- [Stated task]:
Copy every line of the entries below word for word, leaving out the picture lines.

- [Material provided]:
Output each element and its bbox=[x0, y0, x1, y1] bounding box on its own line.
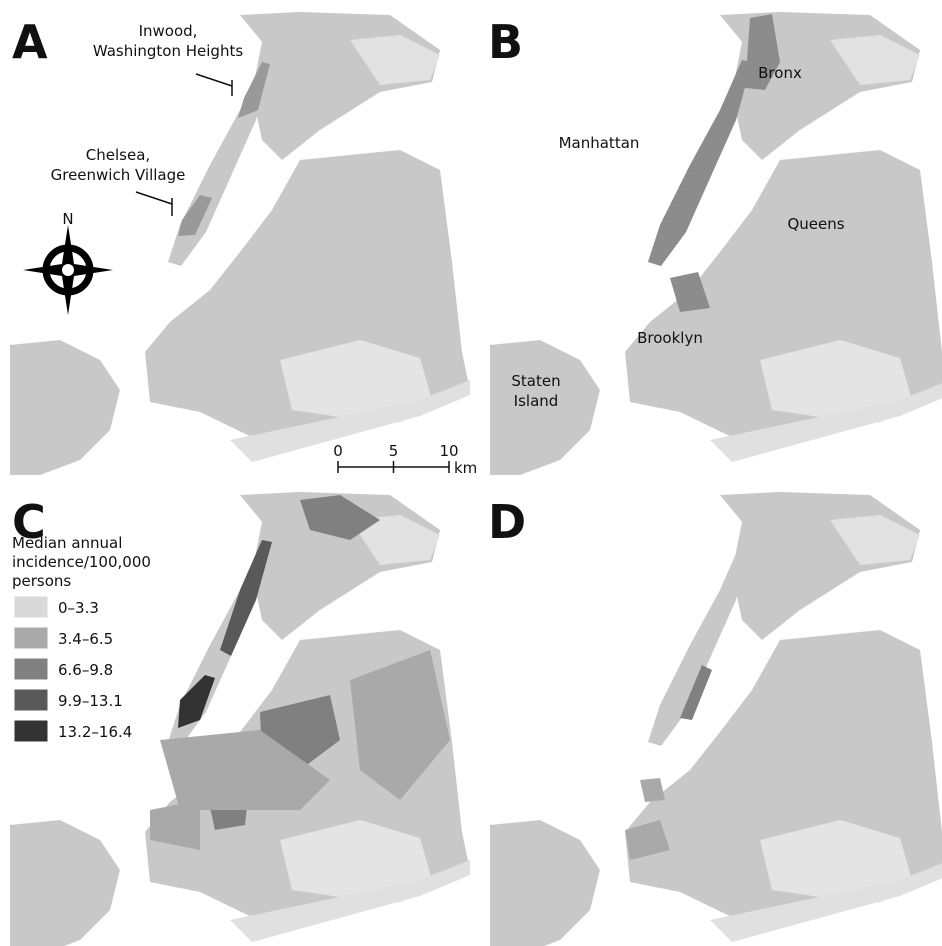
place-name: Queens bbox=[787, 215, 844, 233]
place-name: Bronx bbox=[758, 64, 802, 82]
scale-label: 0 bbox=[333, 442, 343, 460]
legend-label: 9.9–13.1 bbox=[58, 692, 123, 710]
legend-swatch bbox=[13, 595, 49, 619]
place-name: Brooklyn bbox=[637, 329, 703, 347]
legend-label: 3.4–6.5 bbox=[58, 630, 113, 648]
annotation: Washington Heights bbox=[93, 42, 244, 60]
place-name: Staten bbox=[511, 372, 560, 390]
scale-label: 5 bbox=[389, 442, 399, 460]
annotation: Greenwich Village bbox=[51, 166, 186, 184]
compass-label: N bbox=[62, 210, 73, 228]
panel-a: N A Inwood, Washington Heights Chelsea, Gree… bbox=[10, 12, 477, 477]
legend-title: persons bbox=[12, 572, 71, 590]
legend-label: 0–3.3 bbox=[58, 599, 99, 617]
legend-label: 13.2–16.4 bbox=[58, 723, 132, 741]
legend-title: incidence/100,000 bbox=[12, 553, 151, 571]
panel-label: C bbox=[12, 495, 46, 549]
panel-b: B Bronx Manhattan Queens Brooklyn Staten Islan… bbox=[488, 12, 942, 475]
scale-unit: km bbox=[454, 459, 477, 477]
legend-title: Median annual bbox=[12, 534, 122, 552]
compass bbox=[23, 225, 113, 315]
legend-swatch bbox=[13, 719, 49, 743]
scale-label: 10 bbox=[439, 442, 458, 460]
panel-label: B bbox=[488, 15, 523, 69]
panel-label: A bbox=[12, 15, 48, 69]
legend-swatch bbox=[13, 657, 49, 681]
panel-label: D bbox=[488, 495, 526, 549]
place-name: Island bbox=[514, 392, 559, 410]
annotation: Chelsea, bbox=[86, 146, 150, 164]
legend-swatch bbox=[13, 626, 49, 650]
legend-label: 6.6–9.8 bbox=[58, 661, 113, 679]
place-name: Manhattan bbox=[559, 134, 640, 152]
legend-swatch bbox=[13, 688, 49, 712]
panel-d: D bbox=[488, 492, 942, 946]
annotation: Inwood, bbox=[139, 22, 198, 40]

- [Written solution]:
Output each element and its bbox=[x0, y0, x1, y1] bounding box on its own line.
place-name: Queens bbox=[787, 215, 844, 233]
place-name: Bronx bbox=[758, 64, 802, 82]
scale-label: 0 bbox=[333, 442, 343, 460]
legend-label: 9.9–13.1 bbox=[58, 692, 123, 710]
legend-swatch bbox=[13, 595, 49, 619]
place-name: Brooklyn bbox=[637, 329, 703, 347]
legend-label: 3.4–6.5 bbox=[58, 630, 113, 648]
annotation: Washington Heights bbox=[93, 42, 244, 60]
place-name: Staten bbox=[511, 372, 560, 390]
scale-label: 5 bbox=[389, 442, 399, 460]
annotation: Greenwich Village bbox=[51, 166, 186, 184]
compass-label: N bbox=[62, 210, 73, 228]
panel-a: N A Inwood, Washington Heights Chelsea, Gree… bbox=[10, 12, 477, 477]
legend-title: persons bbox=[12, 572, 71, 590]
legend-label: 0–3.3 bbox=[58, 599, 99, 617]
legend-label: 13.2–16.4 bbox=[58, 723, 132, 741]
legend-title: incidence/100,000 bbox=[12, 553, 151, 571]
panel-label: C bbox=[12, 495, 46, 549]
panel-b: B Bronx Manhattan Queens Brooklyn Staten Islan… bbox=[488, 12, 942, 475]
scale-unit: km bbox=[454, 459, 477, 477]
legend-title: Median annual bbox=[12, 534, 122, 552]
compass bbox=[23, 225, 113, 315]
legend-swatch bbox=[13, 719, 49, 743]
scale-label: 10 bbox=[439, 442, 458, 460]
panel-label: B bbox=[488, 15, 523, 69]
panel-label: A bbox=[12, 15, 48, 69]
legend-swatch bbox=[13, 657, 49, 681]
panel-label: D bbox=[488, 495, 526, 549]
place-name: Island bbox=[514, 392, 559, 410]
annotation: Chelsea, bbox=[86, 146, 150, 164]
legend-swatch bbox=[13, 626, 49, 650]
legend-label: 6.6–9.8 bbox=[58, 661, 113, 679]
place-name: Manhattan bbox=[559, 134, 640, 152]
legend-swatch bbox=[13, 688, 49, 712]
panel-d: D bbox=[488, 492, 942, 946]
annotation: Inwood, bbox=[139, 22, 198, 40]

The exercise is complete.